WHAT TO DO
Check each line of the listing below for the string "JSON", and give only how many lines hold it.

EXTRACTED ENTRIES

_ _ _

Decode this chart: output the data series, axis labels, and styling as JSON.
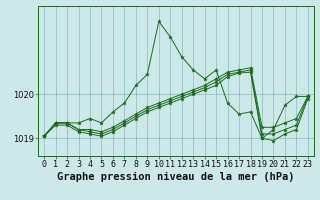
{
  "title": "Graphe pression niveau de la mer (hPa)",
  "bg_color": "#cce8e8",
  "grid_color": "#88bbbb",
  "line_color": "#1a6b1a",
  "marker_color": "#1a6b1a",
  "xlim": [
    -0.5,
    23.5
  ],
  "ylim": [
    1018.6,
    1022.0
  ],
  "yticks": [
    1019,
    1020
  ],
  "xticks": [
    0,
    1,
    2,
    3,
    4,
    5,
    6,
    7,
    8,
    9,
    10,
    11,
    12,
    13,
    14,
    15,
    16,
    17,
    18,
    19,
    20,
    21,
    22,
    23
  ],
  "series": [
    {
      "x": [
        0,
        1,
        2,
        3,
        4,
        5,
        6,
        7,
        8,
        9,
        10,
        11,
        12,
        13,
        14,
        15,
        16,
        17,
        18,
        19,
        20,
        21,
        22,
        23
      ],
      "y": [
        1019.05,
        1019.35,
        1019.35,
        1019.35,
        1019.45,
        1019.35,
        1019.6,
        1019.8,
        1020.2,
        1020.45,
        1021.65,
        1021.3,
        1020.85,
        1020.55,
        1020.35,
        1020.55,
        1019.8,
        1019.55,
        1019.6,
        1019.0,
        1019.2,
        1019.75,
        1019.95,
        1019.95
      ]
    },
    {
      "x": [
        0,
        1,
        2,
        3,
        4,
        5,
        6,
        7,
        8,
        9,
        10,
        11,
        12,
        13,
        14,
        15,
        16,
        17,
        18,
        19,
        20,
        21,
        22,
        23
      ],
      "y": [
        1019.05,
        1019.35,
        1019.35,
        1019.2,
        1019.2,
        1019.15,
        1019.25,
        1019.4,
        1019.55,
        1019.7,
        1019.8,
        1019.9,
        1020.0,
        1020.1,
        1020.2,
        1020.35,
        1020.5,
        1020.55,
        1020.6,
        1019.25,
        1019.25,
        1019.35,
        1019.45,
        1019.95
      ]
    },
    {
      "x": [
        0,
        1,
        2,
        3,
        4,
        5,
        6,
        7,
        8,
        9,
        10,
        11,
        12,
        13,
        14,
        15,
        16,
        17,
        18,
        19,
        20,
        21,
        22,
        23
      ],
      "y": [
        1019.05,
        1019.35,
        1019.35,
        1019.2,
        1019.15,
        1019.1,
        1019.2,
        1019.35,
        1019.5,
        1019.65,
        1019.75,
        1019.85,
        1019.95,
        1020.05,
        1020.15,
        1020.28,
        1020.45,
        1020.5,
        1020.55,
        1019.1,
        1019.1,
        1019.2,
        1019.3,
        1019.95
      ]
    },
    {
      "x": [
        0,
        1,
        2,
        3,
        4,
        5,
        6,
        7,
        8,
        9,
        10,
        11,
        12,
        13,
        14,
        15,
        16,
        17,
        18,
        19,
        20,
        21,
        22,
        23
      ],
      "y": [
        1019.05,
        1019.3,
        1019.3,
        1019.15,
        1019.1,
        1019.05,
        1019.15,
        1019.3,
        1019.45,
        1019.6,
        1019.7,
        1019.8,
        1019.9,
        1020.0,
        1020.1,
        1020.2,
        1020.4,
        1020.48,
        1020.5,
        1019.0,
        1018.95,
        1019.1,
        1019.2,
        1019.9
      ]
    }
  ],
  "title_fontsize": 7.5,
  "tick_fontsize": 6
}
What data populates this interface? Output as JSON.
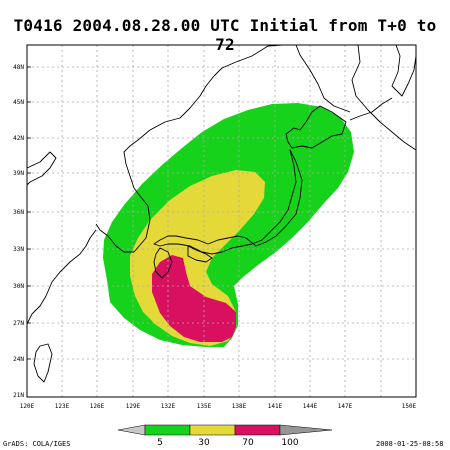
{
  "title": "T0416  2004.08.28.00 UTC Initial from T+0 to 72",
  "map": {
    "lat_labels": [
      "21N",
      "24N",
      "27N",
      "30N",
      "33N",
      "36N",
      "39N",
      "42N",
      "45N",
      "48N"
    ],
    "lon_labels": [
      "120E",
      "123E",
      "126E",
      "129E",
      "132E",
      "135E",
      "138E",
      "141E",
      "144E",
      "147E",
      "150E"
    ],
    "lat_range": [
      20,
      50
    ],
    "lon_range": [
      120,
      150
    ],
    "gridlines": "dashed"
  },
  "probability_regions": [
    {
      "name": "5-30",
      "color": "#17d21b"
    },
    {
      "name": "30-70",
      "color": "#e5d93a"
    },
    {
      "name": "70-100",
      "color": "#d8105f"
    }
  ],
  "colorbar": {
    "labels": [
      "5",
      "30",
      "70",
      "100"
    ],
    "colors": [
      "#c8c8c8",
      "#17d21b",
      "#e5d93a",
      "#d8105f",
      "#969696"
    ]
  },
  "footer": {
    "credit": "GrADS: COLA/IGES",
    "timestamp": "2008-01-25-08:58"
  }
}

_ _ _

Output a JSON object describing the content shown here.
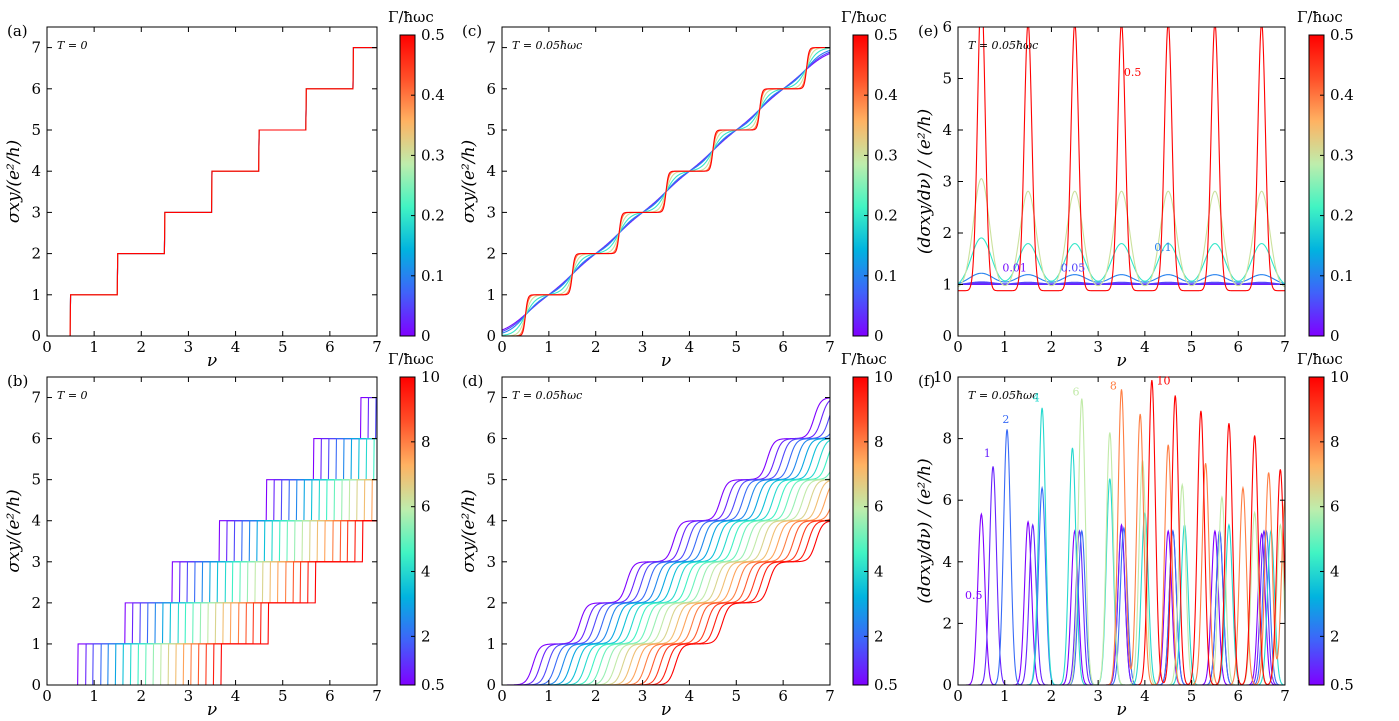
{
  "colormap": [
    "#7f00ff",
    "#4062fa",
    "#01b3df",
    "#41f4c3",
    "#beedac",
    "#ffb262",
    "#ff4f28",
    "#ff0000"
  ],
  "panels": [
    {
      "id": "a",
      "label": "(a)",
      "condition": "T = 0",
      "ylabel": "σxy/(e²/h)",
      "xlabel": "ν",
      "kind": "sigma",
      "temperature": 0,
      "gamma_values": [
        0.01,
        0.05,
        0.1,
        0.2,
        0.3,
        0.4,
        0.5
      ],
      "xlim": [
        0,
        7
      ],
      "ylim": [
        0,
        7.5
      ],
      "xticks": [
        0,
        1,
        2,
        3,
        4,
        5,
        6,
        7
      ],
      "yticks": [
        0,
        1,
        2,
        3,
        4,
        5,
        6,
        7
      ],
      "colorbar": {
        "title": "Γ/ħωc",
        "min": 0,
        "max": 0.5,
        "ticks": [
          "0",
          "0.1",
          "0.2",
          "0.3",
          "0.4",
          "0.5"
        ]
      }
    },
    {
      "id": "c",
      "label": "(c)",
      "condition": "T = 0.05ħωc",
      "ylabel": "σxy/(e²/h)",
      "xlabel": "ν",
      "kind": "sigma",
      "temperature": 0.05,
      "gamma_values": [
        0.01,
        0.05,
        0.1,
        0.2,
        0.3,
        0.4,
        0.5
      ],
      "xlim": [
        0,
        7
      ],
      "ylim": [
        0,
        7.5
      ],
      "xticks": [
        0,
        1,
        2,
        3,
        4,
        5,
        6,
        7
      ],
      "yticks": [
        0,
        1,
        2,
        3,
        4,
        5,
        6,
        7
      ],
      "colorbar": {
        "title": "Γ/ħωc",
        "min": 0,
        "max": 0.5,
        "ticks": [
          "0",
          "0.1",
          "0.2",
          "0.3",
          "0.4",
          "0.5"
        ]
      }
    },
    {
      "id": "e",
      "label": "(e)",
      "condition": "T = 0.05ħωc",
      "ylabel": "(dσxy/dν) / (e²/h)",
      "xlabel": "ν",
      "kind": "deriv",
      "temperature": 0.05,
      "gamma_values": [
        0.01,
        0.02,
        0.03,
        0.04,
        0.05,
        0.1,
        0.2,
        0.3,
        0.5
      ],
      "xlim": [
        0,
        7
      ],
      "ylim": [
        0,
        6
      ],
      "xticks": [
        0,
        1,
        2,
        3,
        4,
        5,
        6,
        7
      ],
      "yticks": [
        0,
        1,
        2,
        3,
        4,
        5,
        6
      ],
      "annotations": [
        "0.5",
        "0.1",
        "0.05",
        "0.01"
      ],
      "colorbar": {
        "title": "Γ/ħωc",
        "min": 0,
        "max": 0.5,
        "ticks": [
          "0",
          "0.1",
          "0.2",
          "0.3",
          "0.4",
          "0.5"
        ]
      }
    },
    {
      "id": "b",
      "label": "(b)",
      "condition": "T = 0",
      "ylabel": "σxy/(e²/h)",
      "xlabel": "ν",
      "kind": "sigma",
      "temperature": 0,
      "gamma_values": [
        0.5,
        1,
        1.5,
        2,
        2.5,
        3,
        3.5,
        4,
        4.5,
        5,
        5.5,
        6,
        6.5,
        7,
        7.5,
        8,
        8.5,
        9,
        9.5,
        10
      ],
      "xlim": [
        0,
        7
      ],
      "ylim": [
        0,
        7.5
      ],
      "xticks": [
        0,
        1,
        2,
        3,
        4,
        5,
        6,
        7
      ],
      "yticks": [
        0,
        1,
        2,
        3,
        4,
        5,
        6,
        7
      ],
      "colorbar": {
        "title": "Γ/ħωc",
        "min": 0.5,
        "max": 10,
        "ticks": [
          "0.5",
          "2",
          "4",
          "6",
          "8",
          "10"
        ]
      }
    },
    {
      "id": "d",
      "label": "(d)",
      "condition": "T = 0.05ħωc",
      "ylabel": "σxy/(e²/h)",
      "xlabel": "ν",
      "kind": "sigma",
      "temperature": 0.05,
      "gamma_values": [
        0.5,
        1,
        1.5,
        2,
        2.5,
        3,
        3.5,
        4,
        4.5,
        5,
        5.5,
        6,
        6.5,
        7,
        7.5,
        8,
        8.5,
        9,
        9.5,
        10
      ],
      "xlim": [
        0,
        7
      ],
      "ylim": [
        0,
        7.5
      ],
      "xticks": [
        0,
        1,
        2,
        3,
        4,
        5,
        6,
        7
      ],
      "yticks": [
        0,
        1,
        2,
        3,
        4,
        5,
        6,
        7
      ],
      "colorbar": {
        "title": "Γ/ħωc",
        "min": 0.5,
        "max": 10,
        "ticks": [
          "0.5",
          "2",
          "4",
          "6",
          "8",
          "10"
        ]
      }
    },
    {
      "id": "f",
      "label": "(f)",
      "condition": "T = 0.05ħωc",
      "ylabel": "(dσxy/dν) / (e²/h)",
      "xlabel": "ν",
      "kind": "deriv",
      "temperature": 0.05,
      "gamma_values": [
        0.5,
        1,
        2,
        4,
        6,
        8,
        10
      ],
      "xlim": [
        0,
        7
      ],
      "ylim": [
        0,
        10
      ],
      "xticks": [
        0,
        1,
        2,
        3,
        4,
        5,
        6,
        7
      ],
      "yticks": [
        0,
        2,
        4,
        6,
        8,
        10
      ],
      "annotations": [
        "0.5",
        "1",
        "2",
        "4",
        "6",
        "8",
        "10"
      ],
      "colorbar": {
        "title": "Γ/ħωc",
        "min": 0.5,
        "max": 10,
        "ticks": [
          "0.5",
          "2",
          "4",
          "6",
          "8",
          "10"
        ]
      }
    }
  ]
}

_ _ _

THE OUTPUT
3